SUPPLIED INFORMATION:
— Start —

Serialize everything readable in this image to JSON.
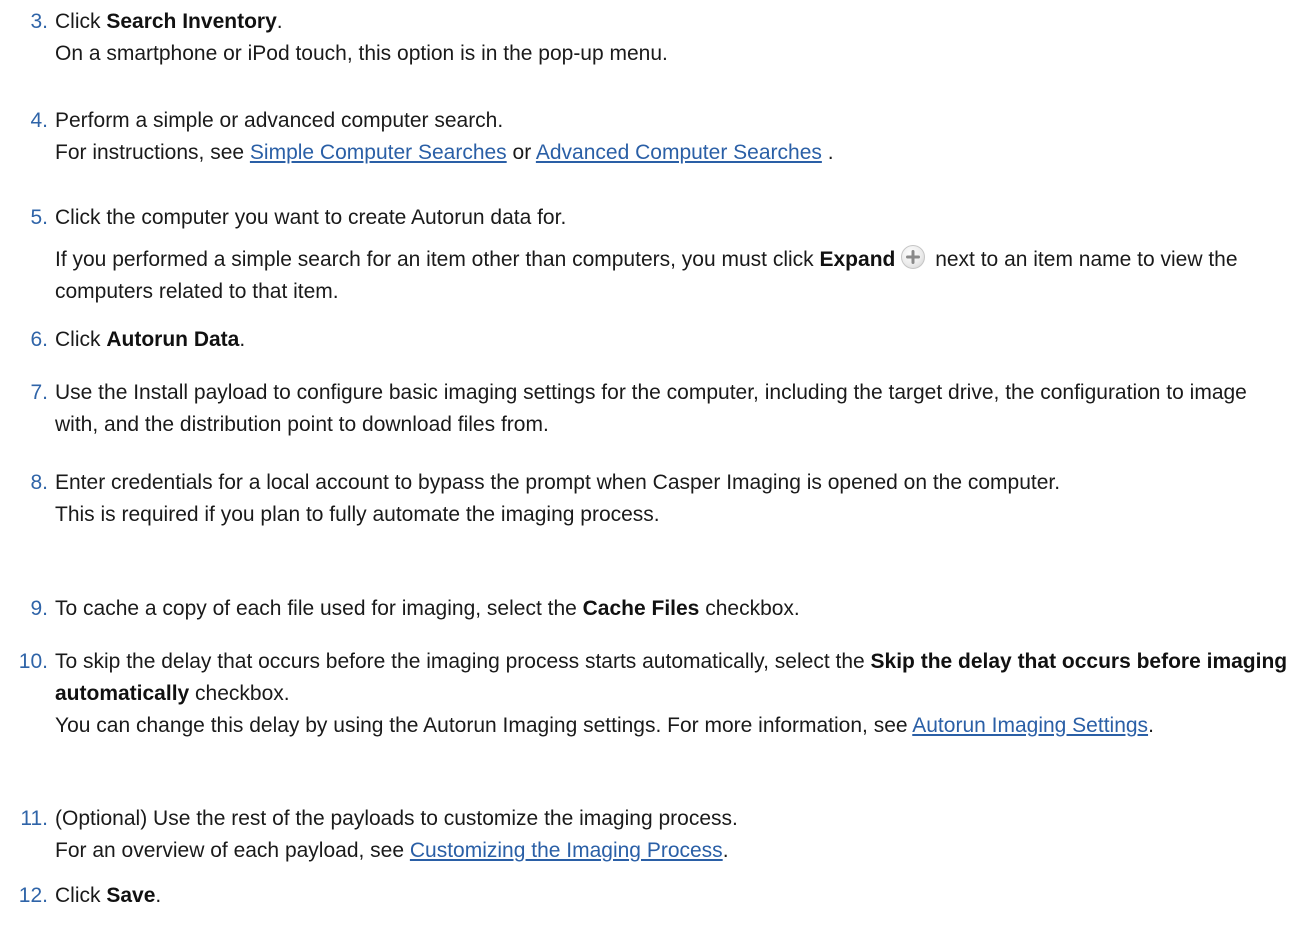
{
  "steps": [
    {
      "num": "3.",
      "action_pre": "Click ",
      "action_bold": "Search Inventory",
      "action_post": ".",
      "note": "On a smartphone or iPod touch, this option is in the pop-up menu."
    },
    {
      "num": "4.",
      "text": "Perform a simple or advanced computer search.",
      "note_pre": "For instructions, see ",
      "link1": "Simple Computer Searches",
      "note_mid": " or ",
      "link2": "Advanced Computer Searches",
      "note_post": " ."
    },
    {
      "num": "5.",
      "text": "Click the computer you want to create Autorun data for.",
      "para_pre": "If you performed a simple search for an item other than computers, you must click ",
      "para_bold": "Expand",
      "para_icon": "plus-circle-icon",
      "para_post": " next to an item name to view the computers related to that item."
    },
    {
      "num": "6.",
      "action_pre": "Click ",
      "action_bold": "Autorun Data",
      "action_post": "."
    },
    {
      "num": "7.",
      "text": "Use the Install payload to configure basic imaging settings for the computer, including the target drive, the configuration to image with, and the distribution point to download files from."
    },
    {
      "num": "8.",
      "text": "Enter credentials for a local account to bypass the prompt when Casper Imaging is opened on the computer.",
      "note": "This is required if you plan to fully automate the imaging process."
    },
    {
      "num": "9.",
      "text_pre": "To cache a copy of each file used for imaging, select the ",
      "text_bold": "Cache Files",
      "text_post": " checkbox."
    },
    {
      "num": "10.",
      "text_pre": "To skip the delay that occurs before the imaging process starts automatically, select the ",
      "text_bold": "Skip the delay that occurs before imaging automatically",
      "text_post": " checkbox.",
      "note_pre": "You can change this delay by using the Autorun Imaging settings. For more information, see ",
      "note_link": "Autorun Imaging Settings",
      "note_post": "."
    },
    {
      "num": "11.",
      "text": "(Optional) Use the rest of the payloads to customize the imaging process.",
      "note_pre": "For an overview of each payload, see ",
      "note_link": "Customizing the Imaging Process",
      "note_post": "."
    },
    {
      "num": "12.",
      "action_pre": "Click ",
      "action_bold": "Save",
      "action_post": "."
    }
  ],
  "colors": {
    "step_number": "#2f64a8",
    "link": "#2a5fa6",
    "text": "#1a1a1a"
  }
}
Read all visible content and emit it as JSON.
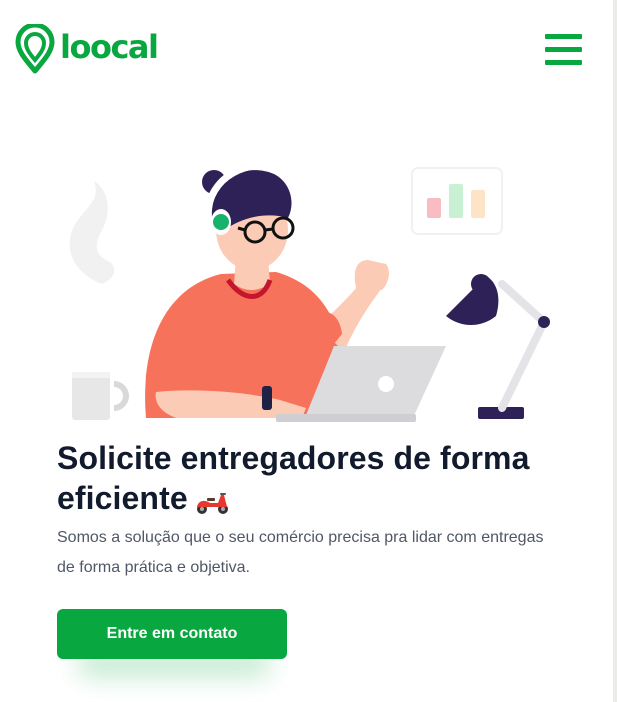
{
  "brand": {
    "name": "loocal",
    "color": "#09a73f"
  },
  "header": {
    "menu_icon": "hamburger-menu-icon"
  },
  "hero": {
    "title": "Solicite entregadores de forma eficiente",
    "title_emoji_icon": "scooter-icon",
    "description": "Somos a solução que o seu comércio precisa pra lidar com entregas de forma prática e objetiva.",
    "cta_label": "Entre em contato"
  },
  "illustration": {
    "icons": [
      "person-with-headset",
      "laptop-icon",
      "coffee-mug-icon",
      "desk-lamp-icon",
      "bar-chart-icon"
    ]
  },
  "colors": {
    "heading": "#121a2d",
    "text": "#4f5866",
    "accent": "#09a73f"
  }
}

— End —

TASK: Pick out each line above that includes "with" and show it.

RESULT FOR THIS TASK:
      "text": "Use the Install payload to configure basic imaging settings for the computer, including the target drive, the configuration to image with, and the distribution point to download files from."
      "person-with-headset",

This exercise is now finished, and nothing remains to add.